### Request
Search the listing below for the string "none" and show each line that contains it.

### Dataset rows
◇ ◇ ◇ ◇

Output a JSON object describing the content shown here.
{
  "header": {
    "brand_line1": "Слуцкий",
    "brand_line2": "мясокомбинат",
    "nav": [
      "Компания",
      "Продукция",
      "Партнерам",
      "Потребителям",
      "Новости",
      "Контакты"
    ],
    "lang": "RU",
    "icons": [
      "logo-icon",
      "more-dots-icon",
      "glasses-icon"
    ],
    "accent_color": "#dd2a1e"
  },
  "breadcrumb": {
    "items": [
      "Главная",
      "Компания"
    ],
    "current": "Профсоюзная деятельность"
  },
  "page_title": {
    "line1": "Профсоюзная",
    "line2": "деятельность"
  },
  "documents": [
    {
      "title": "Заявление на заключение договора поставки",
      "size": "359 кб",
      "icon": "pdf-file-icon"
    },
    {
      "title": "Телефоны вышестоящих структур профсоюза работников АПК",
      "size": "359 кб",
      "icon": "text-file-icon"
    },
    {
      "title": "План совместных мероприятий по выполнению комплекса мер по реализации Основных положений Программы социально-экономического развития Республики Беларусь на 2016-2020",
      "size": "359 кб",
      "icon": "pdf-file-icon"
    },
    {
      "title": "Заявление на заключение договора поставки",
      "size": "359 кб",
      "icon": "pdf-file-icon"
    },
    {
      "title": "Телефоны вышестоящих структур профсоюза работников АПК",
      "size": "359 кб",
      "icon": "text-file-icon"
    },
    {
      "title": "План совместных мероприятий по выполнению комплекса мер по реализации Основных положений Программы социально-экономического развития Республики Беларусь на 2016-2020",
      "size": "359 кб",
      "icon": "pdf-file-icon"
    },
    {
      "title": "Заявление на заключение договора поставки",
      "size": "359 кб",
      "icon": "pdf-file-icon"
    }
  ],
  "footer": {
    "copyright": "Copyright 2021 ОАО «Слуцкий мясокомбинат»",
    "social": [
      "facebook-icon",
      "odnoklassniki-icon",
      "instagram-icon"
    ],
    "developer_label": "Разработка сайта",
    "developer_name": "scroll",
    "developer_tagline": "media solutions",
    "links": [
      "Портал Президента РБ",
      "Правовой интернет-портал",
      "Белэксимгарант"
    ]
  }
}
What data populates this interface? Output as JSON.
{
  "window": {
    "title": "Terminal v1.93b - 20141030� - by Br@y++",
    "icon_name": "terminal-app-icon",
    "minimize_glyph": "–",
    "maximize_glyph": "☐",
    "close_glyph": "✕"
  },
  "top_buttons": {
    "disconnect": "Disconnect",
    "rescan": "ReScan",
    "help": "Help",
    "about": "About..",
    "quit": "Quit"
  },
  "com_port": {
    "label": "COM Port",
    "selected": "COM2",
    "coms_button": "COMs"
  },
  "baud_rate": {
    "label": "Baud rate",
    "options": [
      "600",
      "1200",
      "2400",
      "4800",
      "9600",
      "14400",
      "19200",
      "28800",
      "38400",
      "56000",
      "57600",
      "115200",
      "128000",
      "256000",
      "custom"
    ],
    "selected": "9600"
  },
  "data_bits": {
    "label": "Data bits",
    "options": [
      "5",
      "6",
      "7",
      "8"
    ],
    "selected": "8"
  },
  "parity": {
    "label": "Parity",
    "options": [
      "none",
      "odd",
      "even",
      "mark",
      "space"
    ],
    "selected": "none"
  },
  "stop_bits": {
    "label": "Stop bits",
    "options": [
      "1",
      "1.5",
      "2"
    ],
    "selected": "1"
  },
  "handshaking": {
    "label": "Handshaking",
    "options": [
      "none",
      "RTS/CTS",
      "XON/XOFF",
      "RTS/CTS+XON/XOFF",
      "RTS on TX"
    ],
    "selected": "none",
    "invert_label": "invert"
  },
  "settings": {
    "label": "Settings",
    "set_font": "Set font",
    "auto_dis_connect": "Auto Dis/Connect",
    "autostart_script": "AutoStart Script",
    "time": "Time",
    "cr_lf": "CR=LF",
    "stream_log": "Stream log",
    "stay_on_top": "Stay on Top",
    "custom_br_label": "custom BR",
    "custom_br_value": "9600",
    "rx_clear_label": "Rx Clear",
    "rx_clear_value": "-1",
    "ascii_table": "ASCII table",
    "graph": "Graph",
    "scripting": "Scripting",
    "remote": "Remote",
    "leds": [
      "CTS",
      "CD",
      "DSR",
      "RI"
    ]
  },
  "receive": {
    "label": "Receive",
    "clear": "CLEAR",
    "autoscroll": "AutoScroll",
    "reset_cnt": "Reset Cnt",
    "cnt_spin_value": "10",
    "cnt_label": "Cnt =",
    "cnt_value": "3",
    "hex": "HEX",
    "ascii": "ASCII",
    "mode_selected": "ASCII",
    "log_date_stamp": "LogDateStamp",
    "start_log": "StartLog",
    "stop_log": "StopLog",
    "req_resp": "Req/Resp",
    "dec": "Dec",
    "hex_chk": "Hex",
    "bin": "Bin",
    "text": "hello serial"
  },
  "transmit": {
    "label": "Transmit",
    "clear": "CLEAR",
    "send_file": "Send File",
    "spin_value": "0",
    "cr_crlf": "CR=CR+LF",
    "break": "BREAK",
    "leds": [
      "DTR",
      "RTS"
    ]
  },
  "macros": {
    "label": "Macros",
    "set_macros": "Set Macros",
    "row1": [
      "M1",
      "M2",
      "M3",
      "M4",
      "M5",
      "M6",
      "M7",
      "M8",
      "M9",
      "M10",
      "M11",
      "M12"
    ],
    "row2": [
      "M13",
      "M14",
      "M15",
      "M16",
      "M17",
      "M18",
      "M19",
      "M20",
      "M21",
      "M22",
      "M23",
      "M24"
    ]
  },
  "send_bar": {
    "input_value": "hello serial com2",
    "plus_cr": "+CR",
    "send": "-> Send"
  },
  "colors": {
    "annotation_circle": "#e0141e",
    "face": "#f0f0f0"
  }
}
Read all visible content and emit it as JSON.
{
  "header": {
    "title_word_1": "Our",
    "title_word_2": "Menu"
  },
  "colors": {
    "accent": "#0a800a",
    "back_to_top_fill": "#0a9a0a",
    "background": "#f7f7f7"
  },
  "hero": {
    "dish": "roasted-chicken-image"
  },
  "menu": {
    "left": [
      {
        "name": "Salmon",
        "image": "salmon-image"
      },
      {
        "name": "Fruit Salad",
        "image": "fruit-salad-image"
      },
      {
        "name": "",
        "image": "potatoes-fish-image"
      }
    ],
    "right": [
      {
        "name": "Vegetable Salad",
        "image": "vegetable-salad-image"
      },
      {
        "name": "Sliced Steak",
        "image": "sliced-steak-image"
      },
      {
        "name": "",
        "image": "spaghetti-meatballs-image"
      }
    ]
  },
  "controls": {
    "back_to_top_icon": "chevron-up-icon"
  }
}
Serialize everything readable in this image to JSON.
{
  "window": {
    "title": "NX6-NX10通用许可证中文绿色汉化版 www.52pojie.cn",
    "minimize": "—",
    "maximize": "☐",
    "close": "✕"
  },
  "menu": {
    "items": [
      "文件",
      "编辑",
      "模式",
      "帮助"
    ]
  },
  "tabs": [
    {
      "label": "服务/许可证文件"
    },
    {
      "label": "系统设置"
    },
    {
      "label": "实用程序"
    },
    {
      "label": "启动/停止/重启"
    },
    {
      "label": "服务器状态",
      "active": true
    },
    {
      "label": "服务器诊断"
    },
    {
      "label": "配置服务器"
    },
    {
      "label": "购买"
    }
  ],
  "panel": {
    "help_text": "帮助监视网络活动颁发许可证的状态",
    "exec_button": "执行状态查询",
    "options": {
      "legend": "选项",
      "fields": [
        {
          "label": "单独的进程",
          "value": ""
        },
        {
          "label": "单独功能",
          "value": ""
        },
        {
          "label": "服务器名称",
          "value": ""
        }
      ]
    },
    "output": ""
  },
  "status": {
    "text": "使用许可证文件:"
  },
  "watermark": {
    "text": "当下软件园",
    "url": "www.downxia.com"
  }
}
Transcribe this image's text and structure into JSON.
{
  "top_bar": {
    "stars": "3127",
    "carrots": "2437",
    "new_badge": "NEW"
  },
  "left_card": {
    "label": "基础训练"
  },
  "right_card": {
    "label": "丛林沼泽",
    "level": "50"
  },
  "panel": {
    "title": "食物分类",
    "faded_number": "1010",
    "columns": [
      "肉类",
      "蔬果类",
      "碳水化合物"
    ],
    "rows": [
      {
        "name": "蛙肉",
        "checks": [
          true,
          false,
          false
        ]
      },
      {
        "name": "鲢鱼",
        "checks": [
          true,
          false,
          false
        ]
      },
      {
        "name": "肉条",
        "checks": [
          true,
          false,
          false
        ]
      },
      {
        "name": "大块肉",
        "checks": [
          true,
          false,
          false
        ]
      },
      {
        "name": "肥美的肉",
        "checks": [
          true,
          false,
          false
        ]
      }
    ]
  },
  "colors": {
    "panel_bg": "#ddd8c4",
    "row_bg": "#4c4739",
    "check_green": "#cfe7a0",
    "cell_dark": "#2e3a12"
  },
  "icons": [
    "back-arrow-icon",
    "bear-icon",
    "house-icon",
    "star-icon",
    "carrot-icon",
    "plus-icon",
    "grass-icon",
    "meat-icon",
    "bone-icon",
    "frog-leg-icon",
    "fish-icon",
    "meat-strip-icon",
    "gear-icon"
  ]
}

◇ ◇ ◇ ◇

### Result of the exercise
      "none",
    "selected": "none"
      "none",
    "selected": "none",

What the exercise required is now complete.